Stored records
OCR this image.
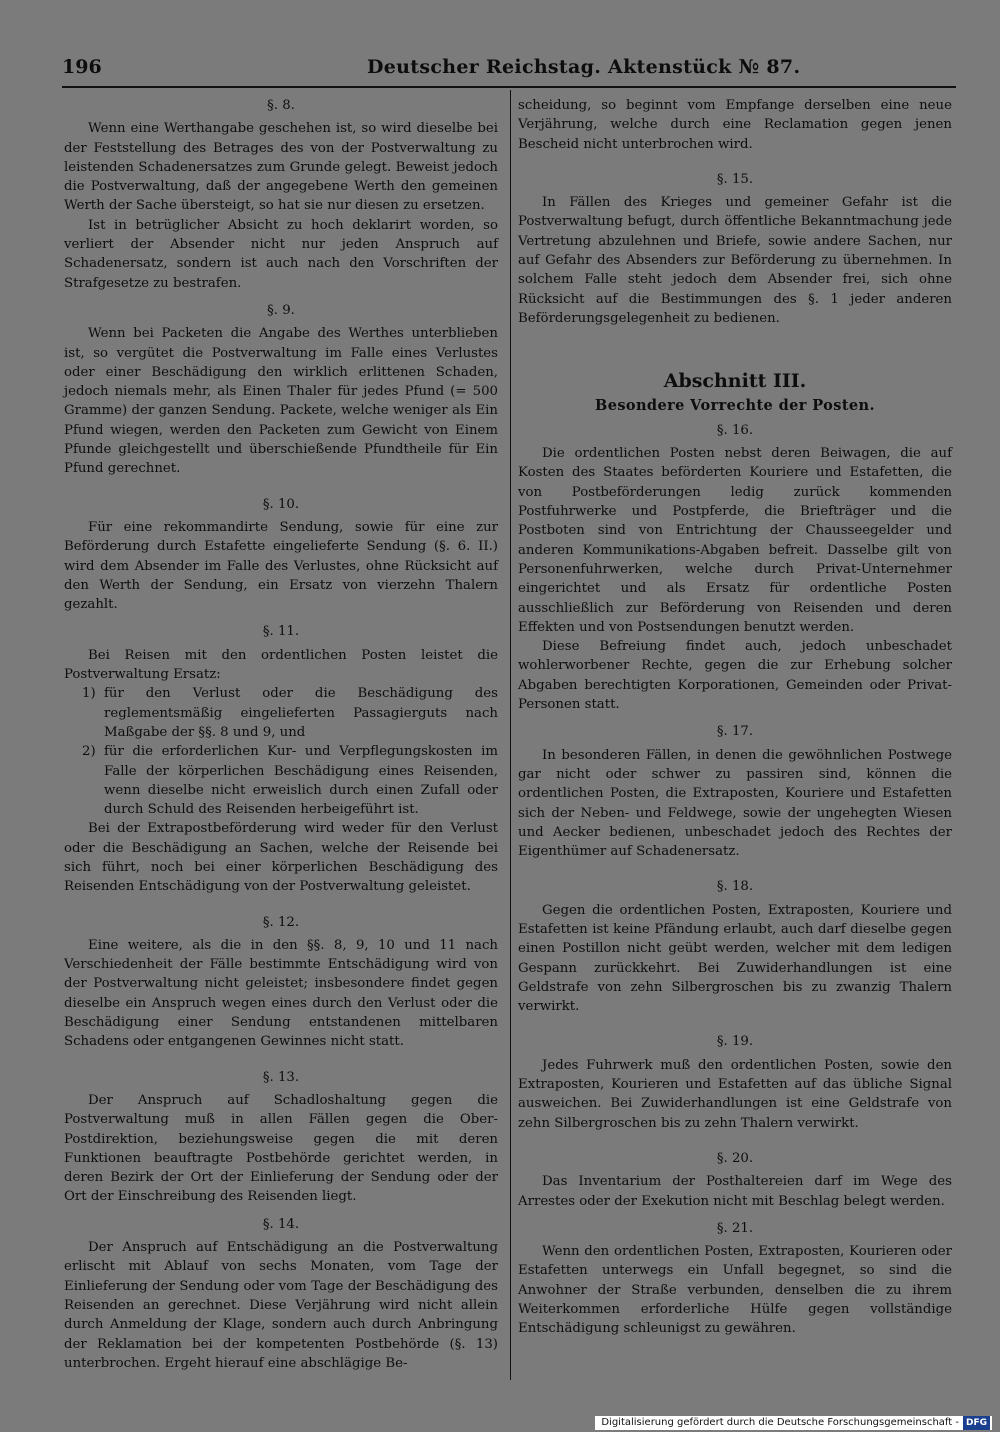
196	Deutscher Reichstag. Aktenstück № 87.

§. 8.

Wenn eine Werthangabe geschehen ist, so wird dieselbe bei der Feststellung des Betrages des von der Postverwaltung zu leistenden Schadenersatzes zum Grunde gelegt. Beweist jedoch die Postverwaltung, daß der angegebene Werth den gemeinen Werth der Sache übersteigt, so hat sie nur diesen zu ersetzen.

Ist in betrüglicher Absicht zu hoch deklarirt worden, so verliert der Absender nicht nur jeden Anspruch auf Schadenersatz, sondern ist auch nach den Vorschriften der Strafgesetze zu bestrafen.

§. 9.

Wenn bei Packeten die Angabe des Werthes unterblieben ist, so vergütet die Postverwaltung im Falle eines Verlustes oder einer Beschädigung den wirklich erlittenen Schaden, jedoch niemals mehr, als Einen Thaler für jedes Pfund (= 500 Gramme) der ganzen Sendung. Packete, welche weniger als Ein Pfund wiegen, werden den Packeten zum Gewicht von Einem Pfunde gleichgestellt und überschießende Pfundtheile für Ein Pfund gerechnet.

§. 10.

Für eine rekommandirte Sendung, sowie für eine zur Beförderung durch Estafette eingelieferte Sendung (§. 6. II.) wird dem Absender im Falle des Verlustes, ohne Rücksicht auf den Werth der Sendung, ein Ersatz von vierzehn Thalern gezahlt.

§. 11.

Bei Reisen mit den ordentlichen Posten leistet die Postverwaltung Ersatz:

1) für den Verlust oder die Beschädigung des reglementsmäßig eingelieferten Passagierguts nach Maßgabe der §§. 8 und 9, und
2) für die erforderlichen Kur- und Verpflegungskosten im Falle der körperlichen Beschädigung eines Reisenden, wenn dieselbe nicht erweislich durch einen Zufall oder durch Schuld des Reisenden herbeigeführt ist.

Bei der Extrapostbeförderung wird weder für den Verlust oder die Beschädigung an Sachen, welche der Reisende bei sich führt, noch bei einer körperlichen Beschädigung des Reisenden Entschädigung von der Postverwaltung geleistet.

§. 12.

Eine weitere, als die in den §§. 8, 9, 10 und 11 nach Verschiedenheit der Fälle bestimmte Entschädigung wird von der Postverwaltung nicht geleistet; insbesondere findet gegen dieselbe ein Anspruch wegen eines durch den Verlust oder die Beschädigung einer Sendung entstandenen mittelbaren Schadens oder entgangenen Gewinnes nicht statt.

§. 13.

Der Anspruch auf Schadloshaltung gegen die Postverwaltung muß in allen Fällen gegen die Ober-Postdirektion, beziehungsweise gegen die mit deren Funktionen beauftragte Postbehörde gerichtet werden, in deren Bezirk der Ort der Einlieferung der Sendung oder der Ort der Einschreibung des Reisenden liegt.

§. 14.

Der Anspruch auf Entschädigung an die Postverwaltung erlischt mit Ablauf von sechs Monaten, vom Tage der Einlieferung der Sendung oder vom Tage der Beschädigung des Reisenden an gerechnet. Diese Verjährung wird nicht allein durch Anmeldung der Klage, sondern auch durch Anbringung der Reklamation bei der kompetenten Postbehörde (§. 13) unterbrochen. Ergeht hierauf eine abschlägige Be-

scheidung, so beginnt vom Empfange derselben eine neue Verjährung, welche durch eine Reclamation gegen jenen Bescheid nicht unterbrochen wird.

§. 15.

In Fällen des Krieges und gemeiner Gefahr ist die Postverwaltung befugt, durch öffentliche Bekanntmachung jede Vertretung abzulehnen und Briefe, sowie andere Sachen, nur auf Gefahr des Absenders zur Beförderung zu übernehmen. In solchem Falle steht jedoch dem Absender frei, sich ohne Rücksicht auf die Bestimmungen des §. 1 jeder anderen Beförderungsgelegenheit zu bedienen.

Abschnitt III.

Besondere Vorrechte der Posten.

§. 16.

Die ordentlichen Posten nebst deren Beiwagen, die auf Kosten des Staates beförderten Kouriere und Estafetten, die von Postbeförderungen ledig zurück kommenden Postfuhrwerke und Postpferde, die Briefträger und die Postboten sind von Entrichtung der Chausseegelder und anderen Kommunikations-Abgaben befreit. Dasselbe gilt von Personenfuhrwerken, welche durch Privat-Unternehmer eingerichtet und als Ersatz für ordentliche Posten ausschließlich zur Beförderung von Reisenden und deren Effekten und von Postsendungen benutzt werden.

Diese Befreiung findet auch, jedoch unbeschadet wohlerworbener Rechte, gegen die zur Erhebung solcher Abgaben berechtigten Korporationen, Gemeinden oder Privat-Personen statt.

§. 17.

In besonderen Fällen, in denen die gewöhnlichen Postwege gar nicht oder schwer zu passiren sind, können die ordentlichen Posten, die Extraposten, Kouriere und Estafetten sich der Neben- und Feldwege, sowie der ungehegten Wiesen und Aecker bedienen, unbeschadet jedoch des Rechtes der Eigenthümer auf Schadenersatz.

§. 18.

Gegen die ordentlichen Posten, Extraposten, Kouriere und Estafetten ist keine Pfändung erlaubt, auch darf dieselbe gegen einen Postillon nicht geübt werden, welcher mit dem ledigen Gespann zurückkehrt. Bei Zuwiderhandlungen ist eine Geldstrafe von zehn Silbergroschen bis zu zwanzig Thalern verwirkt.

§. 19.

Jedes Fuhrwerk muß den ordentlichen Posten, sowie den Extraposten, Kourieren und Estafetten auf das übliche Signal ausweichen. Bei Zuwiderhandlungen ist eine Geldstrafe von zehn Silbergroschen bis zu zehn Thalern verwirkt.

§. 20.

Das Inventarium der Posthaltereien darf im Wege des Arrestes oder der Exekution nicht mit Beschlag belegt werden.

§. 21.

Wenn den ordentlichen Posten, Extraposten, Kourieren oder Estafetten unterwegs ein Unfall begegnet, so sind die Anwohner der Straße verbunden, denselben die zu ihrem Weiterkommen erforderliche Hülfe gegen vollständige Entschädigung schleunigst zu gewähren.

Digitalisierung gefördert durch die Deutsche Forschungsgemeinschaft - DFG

Exercise prompt: Please transcribe the material above exactly as written. Leave the pictures out.

Written solution:
OCR this image.
196	Deutscher Reichstag. Aktenstück № 87.

§. 8.

Wenn eine Werthangabe geschehen ist, so wird dieselbe bei der Feststellung des Betrages des von der Postverwaltung zu leistenden Schadenersatzes zum Grunde gelegt. Beweist jedoch die Postverwaltung, daß der angegebene Werth den gemeinen Werth der Sache übersteigt, so hat sie nur diesen zu ersetzen.

Ist in betrüglicher Absicht zu hoch deklarirt worden, so verliert der Absender nicht nur jeden Anspruch auf Schadenersatz, sondern ist auch nach den Vorschriften der Strafgesetze zu bestrafen.

§. 9.

Wenn bei Packeten die Angabe des Werthes unterblieben ist, so vergütet die Postverwaltung im Falle eines Verlustes oder einer Beschädigung den wirklich erlittenen Schaden, jedoch niemals mehr, als Einen Thaler für jedes Pfund (= 500 Gramme) der ganzen Sendung. Packete, welche weniger als Ein Pfund wiegen, werden den Packeten zum Gewicht von Einem Pfunde gleichgestellt und überschießende Pfundtheile für Ein Pfund gerechnet.

§. 10.

Für eine rekommandirte Sendung, sowie für eine zur Beförderung durch Estafette eingelieferte Sendung (§. 6. II.) wird dem Absender im Falle des Verlustes, ohne Rücksicht auf den Werth der Sendung, ein Ersatz von vierzehn Thalern gezahlt.

§. 11.

Bei Reisen mit den ordentlichen Posten leistet die Postverwaltung Ersatz:

1) für den Verlust oder die Beschädigung des reglementsmäßig eingelieferten Passagierguts nach Maßgabe der §§. 8 und 9, und
2) für die erforderlichen Kur- und Verpflegungskosten im Falle der körperlichen Beschädigung eines Reisenden, wenn dieselbe nicht erweislich durch einen Zufall oder durch Schuld des Reisenden herbeigeführt ist.

Bei der Extrapostbeförderung wird weder für den Verlust oder die Beschädigung an Sachen, welche der Reisende bei sich führt, noch bei einer körperlichen Beschädigung des Reisenden Entschädigung von der Postverwaltung geleistet.

§. 12.

Eine weitere, als die in den §§. 8, 9, 10 und 11 nach Verschiedenheit der Fälle bestimmte Entschädigung wird von der Postverwaltung nicht geleistet; insbesondere findet gegen dieselbe ein Anspruch wegen eines durch den Verlust oder die Beschädigung einer Sendung entstandenen mittelbaren Schadens oder entgangenen Gewinnes nicht statt.

§. 13.

Der Anspruch auf Schadloshaltung gegen die Postverwaltung muß in allen Fällen gegen die Ober-Postdirektion, beziehungsweise gegen die mit deren Funktionen beauftragte Postbehörde gerichtet werden, in deren Bezirk der Ort der Einlieferung der Sendung oder der Ort der Einschreibung des Reisenden liegt.

§. 14.

Der Anspruch auf Entschädigung an die Postverwaltung erlischt mit Ablauf von sechs Monaten, vom Tage der Einlieferung der Sendung oder vom Tage der Beschädigung des Reisenden an gerechnet. Diese Verjährung wird nicht allein durch Anmeldung der Klage, sondern auch durch Anbringung der Reklamation bei der kompetenten Postbehörde (§. 13) unterbrochen. Ergeht hierauf eine abschlägige Be-

scheidung, so beginnt vom Empfange derselben eine neue Verjährung, welche durch eine Reclamation gegen jenen Bescheid nicht unterbrochen wird.

§. 15.

In Fällen des Krieges und gemeiner Gefahr ist die Postverwaltung befugt, durch öffentliche Bekanntmachung jede Vertretung abzulehnen und Briefe, sowie andere Sachen, nur auf Gefahr des Absenders zur Beförderung zu übernehmen. In solchem Falle steht jedoch dem Absender frei, sich ohne Rücksicht auf die Bestimmungen des §. 1 jeder anderen Beförderungsgelegenheit zu bedienen.

Abschnitt III.

Besondere Vorrechte der Posten.

§. 16.

Die ordentlichen Posten nebst deren Beiwagen, die auf Kosten des Staates beförderten Kouriere und Estafetten, die von Postbeförderungen ledig zurück kommenden Postfuhrwerke und Postpferde, die Briefträger und die Postboten sind von Entrichtung der Chausseegelder und anderen Kommunikations-Abgaben befreit. Dasselbe gilt von Personenfuhrwerken, welche durch Privat-Unternehmer eingerichtet und als Ersatz für ordentliche Posten ausschließlich zur Beförderung von Reisenden und deren Effekten und von Postsendungen benutzt werden.

Diese Befreiung findet auch, jedoch unbeschadet wohlerworbener Rechte, gegen die zur Erhebung solcher Abgaben berechtigten Korporationen, Gemeinden oder Privat-Personen statt.

§. 17.

In besonderen Fällen, in denen die gewöhnlichen Postwege gar nicht oder schwer zu passiren sind, können die ordentlichen Posten, die Extraposten, Kouriere und Estafetten sich der Neben- und Feldwege, sowie der ungehegten Wiesen und Aecker bedienen, unbeschadet jedoch des Rechtes der Eigenthümer auf Schadenersatz.

§. 18.

Gegen die ordentlichen Posten, Extraposten, Kouriere und Estafetten ist keine Pfändung erlaubt, auch darf dieselbe gegen einen Postillon nicht geübt werden, welcher mit dem ledigen Gespann zurückkehrt. Bei Zuwiderhandlungen ist eine Geldstrafe von zehn Silbergroschen bis zu zwanzig Thalern verwirkt.

§. 19.

Jedes Fuhrwerk muß den ordentlichen Posten, sowie den Extraposten, Kourieren und Estafetten auf das übliche Signal ausweichen. Bei Zuwiderhandlungen ist eine Geldstrafe von zehn Silbergroschen bis zu zehn Thalern verwirkt.

§. 20.

Das Inventarium der Posthaltereien darf im Wege des Arrestes oder der Exekution nicht mit Beschlag belegt werden.

§. 21.

Wenn den ordentlichen Posten, Extraposten, Kourieren oder Estafetten unterwegs ein Unfall begegnet, so sind die Anwohner der Straße verbunden, denselben die zu ihrem Weiterkommen erforderliche Hülfe gegen vollständige Entschädigung schleunigst zu gewähren.

Digitalisierung gefördert durch die Deutsche Forschungsgemeinschaft - DFG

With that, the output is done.